1924 film by Sidney Olcott

Monsieur Beaucaire (full film)

Monsieur Beaucaire is a 1924 American silent romantic historical drama film starring Rudolph Valentino in the title role, Bebe Daniels, and Lois Wilson. Produced and directed by Sidney Olcott, the film is based on Booth Tarkington's 1900 novel of the same name and the 1904 play of the same name by Tarkington and Evelyn Greenleaf Sutherland.

==Plot==
The Duke of Chartres is in love with Princess Henriette, but she seemingly wants nothing to do with him. Eventually he grows tired of her insults and flees to England when Louis XV insists that the two marry. He goes undercover as Monsieur Beaucaire, the barber of the French Ambassador, and finds that he enjoys the freedom of a commoner’s life. After catching the Duke of Winterset cheating at cards, he forces him to introduce him as a nobleman to Lady Mary, with whom he has become infatuated. When Lady Mary is led to believe that the Duke of Chartres is merely a barber she loses interest in him. She eventually learns that he is a nobleman after all and tries to win him back, but the Duke of Chartres opts to return to France and Princess Henriette who now returns his affection.

STUDY MATERIAL:
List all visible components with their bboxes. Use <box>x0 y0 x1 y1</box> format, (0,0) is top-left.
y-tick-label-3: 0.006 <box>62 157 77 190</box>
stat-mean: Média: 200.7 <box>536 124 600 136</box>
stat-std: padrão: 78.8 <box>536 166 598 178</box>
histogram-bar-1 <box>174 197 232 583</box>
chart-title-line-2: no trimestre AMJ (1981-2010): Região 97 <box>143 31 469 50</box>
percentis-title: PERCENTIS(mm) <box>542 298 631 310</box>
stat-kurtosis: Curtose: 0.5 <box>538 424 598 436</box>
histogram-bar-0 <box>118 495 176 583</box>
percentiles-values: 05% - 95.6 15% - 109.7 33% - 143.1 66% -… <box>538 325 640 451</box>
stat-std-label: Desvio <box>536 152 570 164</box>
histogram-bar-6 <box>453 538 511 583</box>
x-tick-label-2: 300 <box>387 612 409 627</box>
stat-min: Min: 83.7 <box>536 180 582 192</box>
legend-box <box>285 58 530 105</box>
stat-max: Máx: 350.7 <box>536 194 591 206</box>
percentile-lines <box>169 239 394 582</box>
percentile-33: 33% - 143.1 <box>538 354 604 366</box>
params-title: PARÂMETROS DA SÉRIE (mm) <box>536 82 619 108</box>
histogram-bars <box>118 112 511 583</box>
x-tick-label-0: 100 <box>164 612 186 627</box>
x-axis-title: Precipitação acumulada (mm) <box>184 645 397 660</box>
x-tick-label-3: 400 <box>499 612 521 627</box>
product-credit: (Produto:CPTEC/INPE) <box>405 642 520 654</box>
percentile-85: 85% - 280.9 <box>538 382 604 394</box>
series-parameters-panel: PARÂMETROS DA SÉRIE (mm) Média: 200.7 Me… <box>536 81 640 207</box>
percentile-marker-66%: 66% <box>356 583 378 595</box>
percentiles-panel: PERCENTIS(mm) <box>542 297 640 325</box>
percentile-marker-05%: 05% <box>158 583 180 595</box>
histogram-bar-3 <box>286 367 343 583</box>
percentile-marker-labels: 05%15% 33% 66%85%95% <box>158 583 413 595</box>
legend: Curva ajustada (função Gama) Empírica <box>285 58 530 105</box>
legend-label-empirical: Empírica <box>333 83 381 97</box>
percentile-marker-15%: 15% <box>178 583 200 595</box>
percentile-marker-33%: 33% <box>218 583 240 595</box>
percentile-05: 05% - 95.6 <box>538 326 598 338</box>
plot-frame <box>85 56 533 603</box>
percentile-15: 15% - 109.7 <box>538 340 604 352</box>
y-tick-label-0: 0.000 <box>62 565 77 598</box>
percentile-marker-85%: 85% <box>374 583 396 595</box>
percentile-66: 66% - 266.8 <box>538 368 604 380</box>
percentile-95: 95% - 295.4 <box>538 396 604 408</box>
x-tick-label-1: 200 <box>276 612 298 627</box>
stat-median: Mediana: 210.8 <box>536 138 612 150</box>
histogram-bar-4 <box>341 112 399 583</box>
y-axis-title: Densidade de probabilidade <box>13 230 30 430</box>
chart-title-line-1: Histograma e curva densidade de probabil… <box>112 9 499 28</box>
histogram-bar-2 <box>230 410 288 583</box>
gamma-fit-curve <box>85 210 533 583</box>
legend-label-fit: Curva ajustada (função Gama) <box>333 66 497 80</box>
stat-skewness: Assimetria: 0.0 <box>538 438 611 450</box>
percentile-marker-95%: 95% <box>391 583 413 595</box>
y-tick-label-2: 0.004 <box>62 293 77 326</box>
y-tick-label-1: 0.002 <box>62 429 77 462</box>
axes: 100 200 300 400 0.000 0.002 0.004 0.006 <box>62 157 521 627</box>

REQUIRED ACTIONS:
**a)** In the Monsieur Beaucaire article, who produced and directed the film?
**b)** Proceed with the Monsieur Beaucaire article, continuing from its final sentence.
You won't need the listing for this.

ANSWERS FOR EACH ITEM:
**a)** Sidney Olcott

**b)**
==Production notes==
Monsieur Beaucaire was produced by Famous Players–Lasky, directed by Sidney Olcott, and distributed by Paramount Pictures. It was filmed at Kaufman Astoria Studios in New York City.

For this film, whose action is set at the court of King Louis XV, the atmosphere is resolutely French and French-speaking. It is French dancer Paulette Duval's second American picture; the Belgian André Daven, playing the brother of Valentino's character, was hired for his resemblance to the Latin lover; the Nantes-based Georges Barbier designed the 350 costumes. The film's dialogues were written in French for more realism. Valentino speaks French, as do Bebe Daniels, Lowell Sherman and Sidney Olcott.

==Reception==
Monsieur Beaucaire was part of a series of box office and critical disappointments that plagued Valentino mid-career. Although the film did fairly well in big cities, it flopped in smaller locales, and could not exceed the expensive budget Olcott put into the film's production. Historians Kevin Brownlow and John Kobal suggested that the film's shortcomings stemmed more from Olcott's "pedestrian" direction.

Much of the blame for the film's alleged shortcomings was assigned to Valentino's wife Natacha Rambova who was felt by many of Valentino's colleagues to have had an undue influence on the costumes, set and direction of the film. Alicia Annas wrote that audiences were most likely alienated by the general design of the film which, while historically accurate, was not tailored to 1920s American filmgoers' tastes. The Stan Laurel parody Monsieur Don't Care (1924) reflected the general public attitude toward Monsieur Beaucaire.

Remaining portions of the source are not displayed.